Identify, in the records below, every line where the string "data" appears, and copy each such line.
== AVAILABLE RECORDS ==
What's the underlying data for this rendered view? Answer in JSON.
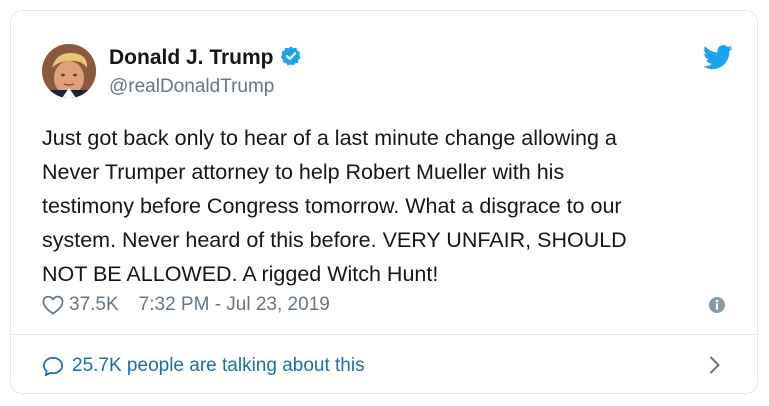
{
  "author": {
    "display_name": "Donald J. Trump",
    "handle": "@realDonaldTrump",
    "verified": true
  },
  "tweet": {
    "text": "Just got back only to hear of a last minute change allowing a\nNever Trumper attorney to help Robert Mueller with his\ntestimony before Congress tomorrow. What a disgrace to our\nsystem. Never heard of this before. VERY UNFAIR, SHOULD\nNOT BE ALLOWED. A rigged Witch Hunt!",
    "likes": "37.5K",
    "timestamp": "7:32 PM - Jul 23, 2019"
  },
  "footer": {
    "talking_label": "25.7K people are talking about this"
  },
  "icons": {
    "brand": "twitter-bird-icon",
    "verified": "verified-badge-icon",
    "like": "heart-icon",
    "info": "info-icon",
    "reply": "speech-bubble-icon",
    "more": "chevron-right-icon"
  },
  "colors": {
    "brand_blue": "#1da1f2",
    "link_blue": "#1b6fa8",
    "muted_gray": "#657786",
    "text": "#14171a",
    "border": "#e1e8ed"
  }
}
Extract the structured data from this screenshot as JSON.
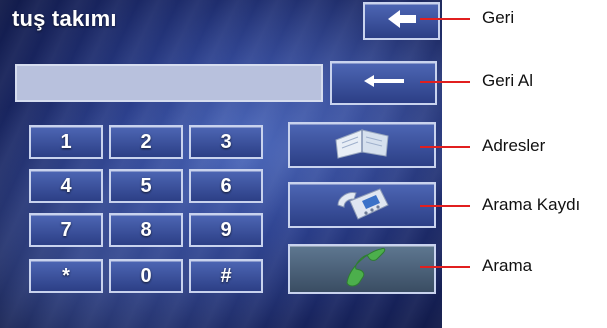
===
_ANSWER TO THIS PROBLEM_
What's the underlying data for this rendered view? Answer in JSON.
Extract the structured data from this screenshot as JSON.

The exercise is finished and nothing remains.